━━━ Quoted passage ━━━

What's new in Apache Spark 3.1 - Structured Streaming on waitingforcode.com - articles about Apache Spark Structured Streaming

Versions: Apache Spark 3.1.1

Aside from the joins presented in the previous blog post, Structured Streaming also got a few other interesting new features that I will present here.

Data Engineering Design Patterns

Looking for a book that defines and solves most common data engineering problems? I wrote one on that topic! You can read it online on the O'Reilly platform, or get a print copy on Amazon.

I also help solve your data engineering problems 👉 contact@waitingforcode.com 📩

The post is organized into 4 sections, presenting one category of changes each.

State store

To start, two configuration properties changed at the state store level. The first of them is more a refactoring of the already existing code since the property to configure the state store maintenance interval exists since Apache Spark 2. However, so far it was hidden in the StateStore class and in Apache Spark 3.1.1 it moved to the usual configuration class, the SQLConf.

The second configuration change is a new feature. Starting from Apache Spark 3.1.1 you can set the state store compression codec. You can set it in the spark.sql.streaming.stateStore.compression.codec property. By default, the property is set to the LZ4 algorithm used in the previous Apache Spark versions.

To terminate this category, Apache Spark UI got some extra information regarding the state store! This new feature about the state store metrics (number of updated rows, state store memory size, watermark gap )completes the metrics added in Apache Spark 3.0:

What the watermark gap is?

━━━ Information supplied ━━━

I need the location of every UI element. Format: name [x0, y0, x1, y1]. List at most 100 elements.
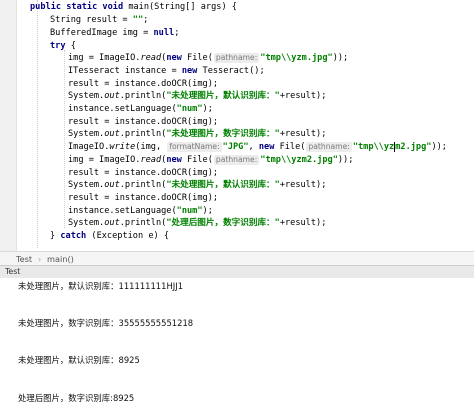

━━━

Aim 1: According to the Spark 3.1 Structured Streaming article, what compression algorithm does the state store codec property use by default?
Aim 2: Return the part of the Spark 3.1 Structured Streaming article that opens with the words containing "Aside from the" and closes with "of changes each.".
Aim 3: Take the Spark 3.1 Structured Streaming article further from the point where it stops.

Exercise answer 1: LZ4, the algorithm used in previous Apache Spark versions.

Exercise answer 2:
Aside from the joins presented in the previous blog post, Structured Streaming also got a few other interesting new features that I will present here.

Data Engineering Design Patterns

Looking for a book that defines and solves most common data engineering problems? I wrote one on that topic! You can read it online on the O'Reilly platform, or get a print copy on Amazon.

I also help solve your data engineering problems 👉 contact@waitingforcode.com 📩

The post is organized into 4 sections, presenting one category of changes each.

Exercise answer 3:
Watermark gap represents the difference between the global watermark of the query and the micro-batch execution timestamp. Below you can find a picture illustrating this difference between a watermark set to 2020-01-01T10:16:00.000Z and the current time 2021-03-20T13:28:00.000Z:

Besides these visual changes, Apache Spark 3.1 also evolved at the API level.

DataStreamReader and DataStreamWriter APIs

The first thing regarding the API is the tables support with toTable(tableName: String) and table() methods added, respectively, to DataStreamWriter and DataStreamReader classes. To explain the mechanism behind this feature, I have to take a step back and cover the topic I missed in my Apache Spark 3.0 update study - the table API!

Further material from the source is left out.